*CONSEGNA A*:
Per ciascuna affermazione (i), (ii) e (iii), stabilisci se concorda con il testo sulla pianista Daniela Roma. Rispondi sì o no, citando testualmente le parole decisive del testo.
(i) Il disco è stato pubblicato dall'etichetta Dynamic.
(ii) La pianista si è laureata presso un conservatorio di Napoli.
(iii) La madre della pianista è calabrese.

*TESTO DI PARTENZA*:
== == ==

Mi sono fatto l'idea che la pianista Daniela Roma è una di quelle personalità la cui attività si può paragonare a quella di un pescatore di perle, nel senso metaforico di un'artista dalla straordinaria sensibilità che cerca e raccoglie tesori musicali nascosti sul fondo del mare. Un disco come questo "Alfonso Rendano Piano Concerto", registrato in prima mondiale e pubblicato dall'etichetta Dynamic, lo dimostra senza dar adito a dubbi di sorta. Si riconosce in lei una strumentista dall'indole sobria ma generosa, che non ama essere portata sul fercolo di Sant'Agata ma si pone all'ascoltatore con grande semplicità e apertura mentale, senza far assolutamente pesare il suo curriculum. E che curriculum... Qualche cenno biografico ci mette subito al corrente della sua rilevanza nel panorama musicale. Pianista di fama mondiale, figlia di papà calabrese e mamma napoletana, vive attualment nel Rhode Island (USA). Corposa e in continuo arricchimento è la sua attività, essendosi esibita in concerti di musica da solista e in ensemble cameristici in prestigiosi teatri d'Italia e del mondo. Un percorso in crescendo avviatosi dopo la laurea con lode in pianoforte presso il Conservatorio "F. Torrefranca" di Vibo Valentia, seguito da corsi di perfezionamento con Aquiles Delle Vigne e alla Internationale Sommerakademie Universitat Mozarteum di Salisburgo.

== == ==

*CONSEGNA B*:
Riproduci senza modifiche le righe dei record comprese tra quella che contiene "video-card[interactable]: AMAR ES" e quella che contiene "footer-link[interactable]: TikTok for", entrambe incluse.

*RECORD ESTRATTI*:

== == ==

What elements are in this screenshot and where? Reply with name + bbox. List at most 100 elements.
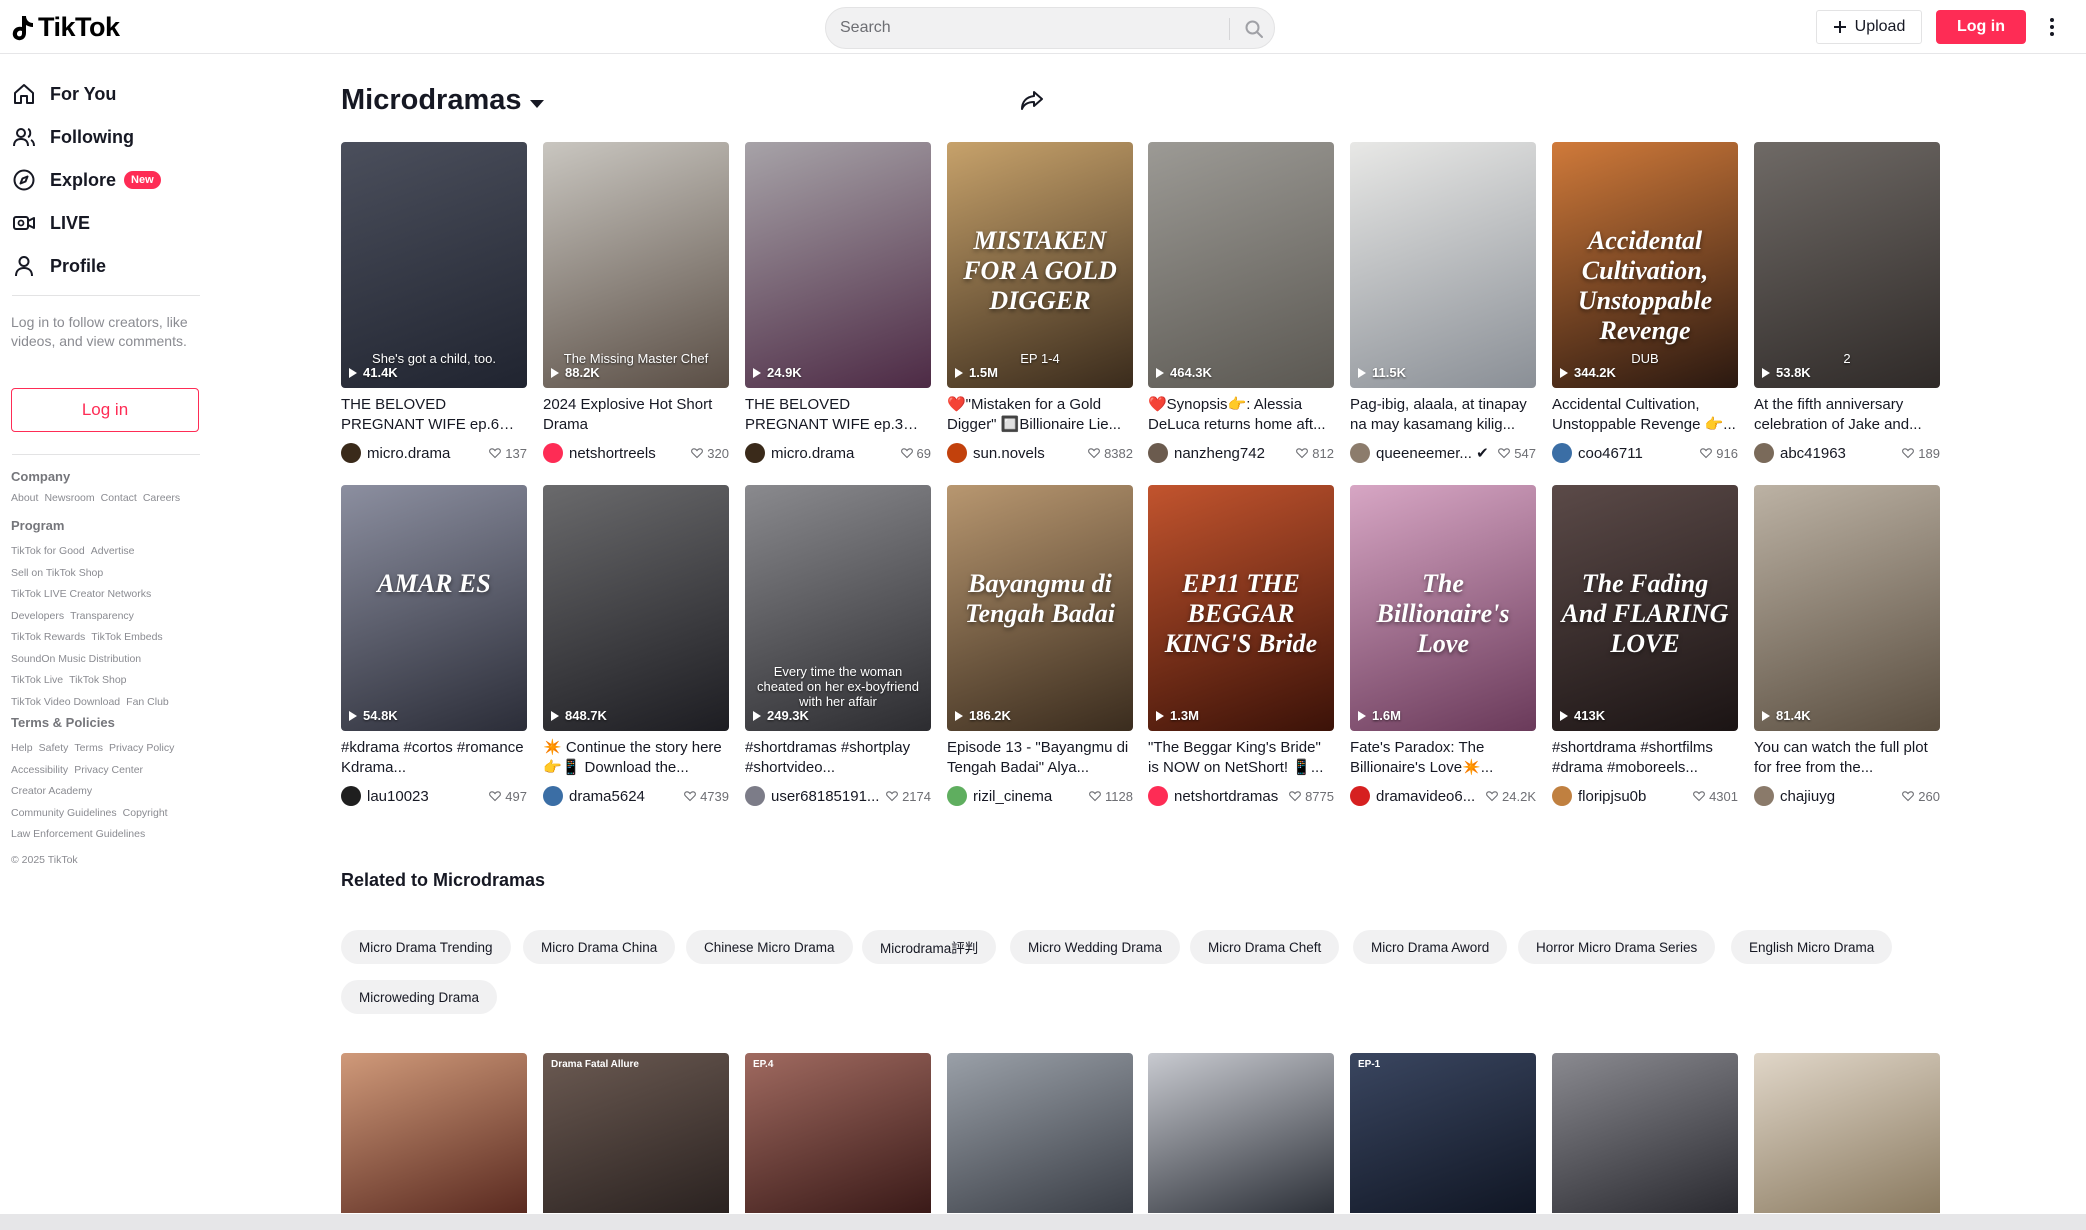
video-card[interactable]: AMAR ES 54.8K #kdrama #cortos #romance Kdr…: [341, 485, 527, 807]
footer-terms-heading[interactable]: Terms & Policies: [11, 715, 115, 730]
related-chip[interactable]: Micro Wedding Drama: [1010, 930, 1181, 964]
video-card[interactable]: 2 53.8K At the fifth anniversary celebrati…: [1754, 142, 1940, 464]
footer-link[interactable]: Creator Academy: [11, 785, 92, 797]
related-chip[interactable]: Horror Micro Drama Series: [1518, 930, 1716, 964]
video-thumbnail[interactable]: [1754, 1053, 1940, 1213]
username[interactable]: abc41963: [1780, 445, 1902, 462]
avatar[interactable]: [947, 443, 967, 463]
video-card[interactable]: EP11 THE BEGGAR KING'S Bride 1.3M "The Beg…: [1148, 485, 1334, 807]
video-thumbnail[interactable]: 24.9K: [745, 142, 931, 388]
video-card[interactable]: Bayangmu di Tengah Badai 186.2K Episode 13…: [947, 485, 1133, 807]
username[interactable]: sun.novels: [973, 445, 1088, 462]
footer-link[interactable]: TikTok for Good: [11, 545, 85, 557]
footer-link[interactable]: Privacy Policy: [109, 742, 174, 754]
footer-link[interactable]: Fan Club: [126, 696, 169, 708]
related-chip[interactable]: English Micro Drama: [1731, 930, 1893, 964]
sidebar-item-following[interactable]: Following: [12, 119, 134, 155]
avatar[interactable]: [543, 786, 563, 806]
footer-link[interactable]: TikTok Embeds: [91, 631, 162, 643]
avatar[interactable]: [745, 786, 765, 806]
username[interactable]: chajiuyg: [1780, 788, 1902, 805]
footer-link[interactable]: Accessibility: [11, 764, 68, 776]
username[interactable]: drama5624: [569, 788, 684, 805]
video-thumbnail[interactable]: 11.5K: [1350, 142, 1536, 388]
video-description[interactable]: ❤️Synopsis👉: Alessia DeLuca returns home…: [1148, 395, 1334, 435]
video-card[interactable]: The Missing Master Chef 88.2K 2024 Explosi…: [543, 142, 729, 464]
header-login-button[interactable]: Log in: [1936, 10, 2026, 44]
video-thumbnail[interactable]: AMAR ES 54.8K: [341, 485, 527, 731]
video-thumbnail[interactable]: She's got a child, too. 41.4K: [341, 142, 527, 388]
video-description[interactable]: THE BELOVED PREGNANT WIFE ep.3 #shorts..…: [745, 395, 931, 435]
avatar[interactable]: [1350, 443, 1370, 463]
more-options-icon[interactable]: [2042, 12, 2062, 42]
footer-link[interactable]: About: [11, 492, 38, 504]
video-description[interactable]: THE BELOVED PREGNANT WIFE ep.6 #shorts..…: [341, 395, 527, 435]
video-card[interactable]: MISTAKEN FOR A GOLD DIGGER EP 1-4 1.5M ❤️"M…: [947, 142, 1133, 464]
video-description[interactable]: Fate's Paradox: The Billionaire's Love✴️…: [1350, 738, 1536, 778]
video-thumbnail[interactable]: EP-1: [1350, 1053, 1536, 1213]
avatar[interactable]: [1552, 443, 1572, 463]
avatar[interactable]: [1350, 786, 1370, 806]
username[interactable]: floripjsu0b: [1578, 788, 1693, 805]
footer-company-heading[interactable]: Company: [11, 469, 70, 484]
footer-link[interactable]: Newsroom: [44, 492, 94, 504]
horizontal-scrollbar[interactable]: [0, 1214, 2086, 1230]
username[interactable]: queeneemer... ✔: [1376, 444, 1498, 462]
footer-link[interactable]: TikTok Shop: [69, 674, 126, 686]
page-title[interactable]: Microdramas: [341, 84, 544, 117]
video-description[interactable]: You can watch the full plot for free fro…: [1754, 738, 1940, 778]
video-description[interactable]: Episode 13 - "Bayangmu di Tengah Badai" …: [947, 738, 1133, 778]
video-description[interactable]: ❤️"Mistaken for a Gold Digger" 🔲Billiona…: [947, 395, 1133, 435]
video-description[interactable]: ✴️ Continue the story here 👉📱 Download t…: [543, 738, 729, 778]
video-description[interactable]: #shortdrama #shortfilms #drama #moboreel…: [1552, 738, 1738, 778]
username[interactable]: lau10023: [367, 788, 489, 805]
video-description[interactable]: Accidental Cultivation, Unstoppable Reve…: [1552, 395, 1738, 435]
footer-link[interactable]: Community Guidelines: [11, 807, 117, 819]
footer-link[interactable]: Copyright: [123, 807, 168, 819]
footer-link[interactable]: TikTok LIVE Creator Networks: [11, 588, 151, 600]
related-chip[interactable]: Micro Drama Aword: [1353, 930, 1508, 964]
video-thumbnail[interactable]: The Missing Master Chef 88.2K: [543, 142, 729, 388]
username[interactable]: nanzheng742: [1174, 445, 1296, 462]
username[interactable]: micro.drama: [367, 445, 489, 462]
footer-link[interactable]: Law Enforcement Guidelines: [11, 828, 145, 840]
footer-link[interactable]: Advertise: [91, 545, 135, 557]
video-description[interactable]: Pag-ibig, alaala, at tinapay na may kasa…: [1350, 395, 1536, 435]
video-thumbnail[interactable]: Accidental Cultivation, Unstoppable Reve…: [1552, 142, 1738, 388]
video-thumbnail[interactable]: [947, 1053, 1133, 1213]
footer-link[interactable]: Safety: [39, 742, 69, 754]
avatar[interactable]: [1754, 443, 1774, 463]
footer-link[interactable]: Developers: [11, 610, 64, 622]
footer-link[interactable]: Transparency: [70, 610, 134, 622]
avatar[interactable]: [745, 443, 765, 463]
footer-link[interactable]: Help: [11, 742, 33, 754]
video-card[interactable]: She's got a child, too. 41.4K THE BELOVED …: [341, 142, 527, 464]
footer-program-heading[interactable]: Program: [11, 518, 64, 533]
video-card[interactable]: 464.3K ❤️Synopsis👉: Alessia DeLuca return…: [1148, 142, 1334, 464]
upload-button[interactable]: Upload: [1816, 10, 1922, 44]
video-thumbnail[interactable]: [1552, 1053, 1738, 1213]
video-description[interactable]: "The Beggar King's Bride" is NOW on NetS…: [1148, 738, 1334, 778]
username[interactable]: netshortreels: [569, 445, 691, 462]
sidebar-item-profile[interactable]: Profile: [12, 248, 106, 284]
video-thumbnail[interactable]: MISTAKEN FOR A GOLD DIGGER EP 1-4 1.5M: [947, 142, 1133, 388]
video-thumbnail[interactable]: 464.3K: [1148, 142, 1334, 388]
video-description[interactable]: #kdrama #cortos #romance Kdrama...: [341, 738, 527, 778]
video-thumbnail[interactable]: EP.4: [745, 1053, 931, 1213]
video-card[interactable]: 848.7K ✴️ Continue the story here 👉📱 Down…: [543, 485, 729, 807]
video-description[interactable]: #shortdramas #shortplay #shortvideo...: [745, 738, 931, 778]
username[interactable]: coo46711: [1578, 445, 1700, 462]
footer-link[interactable]: Privacy Center: [74, 764, 143, 776]
tiktok-logo[interactable]: TikTok: [12, 12, 120, 43]
avatar[interactable]: [341, 443, 361, 463]
username[interactable]: rizil_cinema: [973, 788, 1089, 805]
username[interactable]: netshortdramas: [1174, 788, 1289, 805]
footer-link[interactable]: TikTok Video Download: [11, 696, 120, 708]
avatar[interactable]: [947, 786, 967, 806]
video-card[interactable]: The Fading And FLARING LOVE 413K #shortdra…: [1552, 485, 1738, 807]
footer-link[interactable]: SoundOn Music Distribution: [11, 653, 141, 665]
video-thumbnail[interactable]: 2 53.8K: [1754, 142, 1940, 388]
sidebar-login-button[interactable]: Log in: [11, 388, 199, 432]
video-card[interactable]: 24.9K THE BELOVED PREGNANT WIFE ep.3 #sho…: [745, 142, 931, 464]
username[interactable]: user68185191...: [771, 788, 886, 805]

== == ==

*ESITO ESERCIZIO A*:
(i) Sì: «pubblicato dall'etichetta Dynamic».
(ii) No: «presso il Conservatorio "F. Torrefranca" di Vibo Valentia».
(iii) No: «figlia di papà calabrese e mamma napoletana».

*ESITO ESERCIZIO B*:
video-card[interactable]: AMAR ES 54.8K #kdrama #cortos #romance Kdr…: [341, 485, 527, 807]
footer-terms-heading[interactable]: Terms & Policies: [11, 715, 115, 730]
related-chip[interactable]: Micro Wedding Drama: [1010, 930, 1181, 964]
video-card[interactable]: 2 53.8K At the fifth anniversary celebrati…: [1754, 142, 1940, 464]
footer-link[interactable]: Creator Academy: [11, 785, 92, 797]
related-chip[interactable]: Horror Micro Drama Series: [1518, 930, 1716, 964]
video-thumbnail[interactable]: [1754, 1053, 1940, 1213]
username[interactable]: abc41963: [1780, 445, 1902, 462]
avatar[interactable]: [947, 443, 967, 463]
video-card[interactable]: EP11 THE BEGGAR KING'S Bride 1.3M "The Beg…: [1148, 485, 1334, 807]
video-thumbnail[interactable]: 24.9K: [745, 142, 931, 388]
video-card[interactable]: Bayangmu di Tengah Badai 186.2K Episode 13…: [947, 485, 1133, 807]
username[interactable]: sun.novels: [973, 445, 1088, 462]
footer-link[interactable]: TikTok for Good: [11, 545, 85, 557]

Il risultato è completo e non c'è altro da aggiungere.